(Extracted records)
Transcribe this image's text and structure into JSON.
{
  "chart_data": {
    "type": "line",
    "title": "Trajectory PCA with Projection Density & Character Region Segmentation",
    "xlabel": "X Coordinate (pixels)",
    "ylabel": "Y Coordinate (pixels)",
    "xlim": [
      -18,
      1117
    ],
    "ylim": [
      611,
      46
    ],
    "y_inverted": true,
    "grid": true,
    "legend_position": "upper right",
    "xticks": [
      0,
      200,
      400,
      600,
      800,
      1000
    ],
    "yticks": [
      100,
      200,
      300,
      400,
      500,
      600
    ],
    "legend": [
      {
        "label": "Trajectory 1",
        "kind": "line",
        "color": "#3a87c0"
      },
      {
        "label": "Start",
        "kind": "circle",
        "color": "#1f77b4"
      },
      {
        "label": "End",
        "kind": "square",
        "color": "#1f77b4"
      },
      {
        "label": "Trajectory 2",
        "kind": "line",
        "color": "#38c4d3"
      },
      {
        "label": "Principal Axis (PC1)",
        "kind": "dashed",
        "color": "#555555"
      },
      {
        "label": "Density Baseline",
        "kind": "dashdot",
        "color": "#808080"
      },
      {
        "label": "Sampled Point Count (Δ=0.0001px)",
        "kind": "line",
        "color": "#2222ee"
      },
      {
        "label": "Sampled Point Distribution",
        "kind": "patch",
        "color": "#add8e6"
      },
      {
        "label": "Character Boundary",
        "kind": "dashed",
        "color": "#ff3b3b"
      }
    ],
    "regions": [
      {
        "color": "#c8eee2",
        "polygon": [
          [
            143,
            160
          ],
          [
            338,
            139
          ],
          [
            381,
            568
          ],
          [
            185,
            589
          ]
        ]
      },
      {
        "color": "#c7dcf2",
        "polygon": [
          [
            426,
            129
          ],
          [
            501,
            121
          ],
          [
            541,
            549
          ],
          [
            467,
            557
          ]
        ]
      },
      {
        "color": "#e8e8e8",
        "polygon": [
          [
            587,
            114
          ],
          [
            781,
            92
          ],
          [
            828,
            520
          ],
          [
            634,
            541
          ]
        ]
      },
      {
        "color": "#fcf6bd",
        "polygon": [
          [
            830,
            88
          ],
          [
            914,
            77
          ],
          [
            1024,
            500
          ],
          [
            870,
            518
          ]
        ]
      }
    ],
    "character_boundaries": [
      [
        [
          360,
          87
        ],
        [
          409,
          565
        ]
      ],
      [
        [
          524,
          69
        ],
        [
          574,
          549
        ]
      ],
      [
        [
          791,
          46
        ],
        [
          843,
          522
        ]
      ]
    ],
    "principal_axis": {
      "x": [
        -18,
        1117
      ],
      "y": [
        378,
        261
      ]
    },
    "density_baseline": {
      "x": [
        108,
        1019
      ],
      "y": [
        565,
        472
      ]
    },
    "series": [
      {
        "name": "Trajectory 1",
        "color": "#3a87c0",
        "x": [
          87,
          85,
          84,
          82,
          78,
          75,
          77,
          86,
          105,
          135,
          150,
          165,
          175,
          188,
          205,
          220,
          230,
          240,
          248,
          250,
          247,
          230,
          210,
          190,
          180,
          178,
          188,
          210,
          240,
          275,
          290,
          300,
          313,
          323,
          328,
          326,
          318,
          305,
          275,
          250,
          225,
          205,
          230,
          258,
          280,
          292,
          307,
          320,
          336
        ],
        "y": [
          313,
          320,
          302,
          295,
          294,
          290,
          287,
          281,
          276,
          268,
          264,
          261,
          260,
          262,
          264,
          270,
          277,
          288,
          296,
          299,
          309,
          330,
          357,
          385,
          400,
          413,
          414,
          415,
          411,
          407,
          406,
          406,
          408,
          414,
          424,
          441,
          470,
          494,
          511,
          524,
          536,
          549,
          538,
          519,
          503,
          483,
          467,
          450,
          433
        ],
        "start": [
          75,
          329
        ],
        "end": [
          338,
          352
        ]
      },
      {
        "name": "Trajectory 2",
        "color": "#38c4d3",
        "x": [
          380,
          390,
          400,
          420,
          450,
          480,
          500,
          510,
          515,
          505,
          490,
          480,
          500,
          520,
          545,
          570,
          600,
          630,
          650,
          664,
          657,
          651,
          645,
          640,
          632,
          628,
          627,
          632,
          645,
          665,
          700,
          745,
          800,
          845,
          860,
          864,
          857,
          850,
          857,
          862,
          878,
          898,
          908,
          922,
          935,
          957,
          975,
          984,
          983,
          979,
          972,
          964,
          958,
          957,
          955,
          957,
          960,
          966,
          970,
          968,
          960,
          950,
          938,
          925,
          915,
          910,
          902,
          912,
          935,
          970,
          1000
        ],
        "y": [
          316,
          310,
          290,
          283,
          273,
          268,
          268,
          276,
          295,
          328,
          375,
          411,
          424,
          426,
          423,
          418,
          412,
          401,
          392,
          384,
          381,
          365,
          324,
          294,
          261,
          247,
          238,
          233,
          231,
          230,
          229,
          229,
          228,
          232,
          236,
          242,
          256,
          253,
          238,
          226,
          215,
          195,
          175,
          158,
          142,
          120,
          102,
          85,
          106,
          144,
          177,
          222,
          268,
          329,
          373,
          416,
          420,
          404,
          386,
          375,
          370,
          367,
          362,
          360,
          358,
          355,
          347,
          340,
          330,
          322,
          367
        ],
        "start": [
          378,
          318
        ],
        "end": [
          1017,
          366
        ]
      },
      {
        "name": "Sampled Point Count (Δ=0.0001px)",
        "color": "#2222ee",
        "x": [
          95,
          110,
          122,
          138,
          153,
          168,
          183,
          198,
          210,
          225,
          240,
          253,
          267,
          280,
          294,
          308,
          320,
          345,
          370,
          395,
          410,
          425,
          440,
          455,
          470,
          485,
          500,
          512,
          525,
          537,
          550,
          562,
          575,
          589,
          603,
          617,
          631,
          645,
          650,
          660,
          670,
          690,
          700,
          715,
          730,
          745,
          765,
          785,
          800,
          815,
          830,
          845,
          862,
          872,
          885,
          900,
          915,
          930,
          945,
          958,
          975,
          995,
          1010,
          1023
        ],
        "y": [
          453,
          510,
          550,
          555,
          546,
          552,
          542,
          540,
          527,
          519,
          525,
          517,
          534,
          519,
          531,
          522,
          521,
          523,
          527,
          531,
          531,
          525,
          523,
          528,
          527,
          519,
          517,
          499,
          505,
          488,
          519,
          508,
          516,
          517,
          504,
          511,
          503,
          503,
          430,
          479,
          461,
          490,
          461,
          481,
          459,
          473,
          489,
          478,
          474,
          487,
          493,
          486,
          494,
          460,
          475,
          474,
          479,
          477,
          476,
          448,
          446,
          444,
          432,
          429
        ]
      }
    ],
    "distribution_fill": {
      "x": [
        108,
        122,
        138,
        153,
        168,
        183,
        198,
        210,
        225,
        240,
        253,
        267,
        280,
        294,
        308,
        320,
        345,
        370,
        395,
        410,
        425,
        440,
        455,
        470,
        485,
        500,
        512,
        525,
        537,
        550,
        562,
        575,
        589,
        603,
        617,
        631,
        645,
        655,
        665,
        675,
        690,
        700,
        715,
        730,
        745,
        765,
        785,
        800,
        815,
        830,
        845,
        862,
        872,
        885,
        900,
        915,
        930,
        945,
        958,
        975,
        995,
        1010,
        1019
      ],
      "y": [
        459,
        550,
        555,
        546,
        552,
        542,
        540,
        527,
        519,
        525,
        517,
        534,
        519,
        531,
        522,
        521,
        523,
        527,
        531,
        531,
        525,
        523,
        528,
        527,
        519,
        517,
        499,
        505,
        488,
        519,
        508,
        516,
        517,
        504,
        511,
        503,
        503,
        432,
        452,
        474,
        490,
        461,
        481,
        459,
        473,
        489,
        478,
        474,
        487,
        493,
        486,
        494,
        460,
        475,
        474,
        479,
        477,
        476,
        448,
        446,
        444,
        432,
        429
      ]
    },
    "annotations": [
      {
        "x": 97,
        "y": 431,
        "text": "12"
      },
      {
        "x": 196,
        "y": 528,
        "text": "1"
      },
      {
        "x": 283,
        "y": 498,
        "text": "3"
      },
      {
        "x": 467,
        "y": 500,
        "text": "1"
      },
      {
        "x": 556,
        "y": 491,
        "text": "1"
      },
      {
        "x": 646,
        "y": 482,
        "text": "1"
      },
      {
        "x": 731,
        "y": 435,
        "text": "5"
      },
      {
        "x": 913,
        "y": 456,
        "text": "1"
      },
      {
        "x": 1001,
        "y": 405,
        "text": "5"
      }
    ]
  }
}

OBJECTIVE: List each line of the entries that holds the string "pixels".

WRITTEN SOLUTION:
    "xlabel": "X Coordinate (pixels)",
    "ylabel": "Y Coordinate (pixels)",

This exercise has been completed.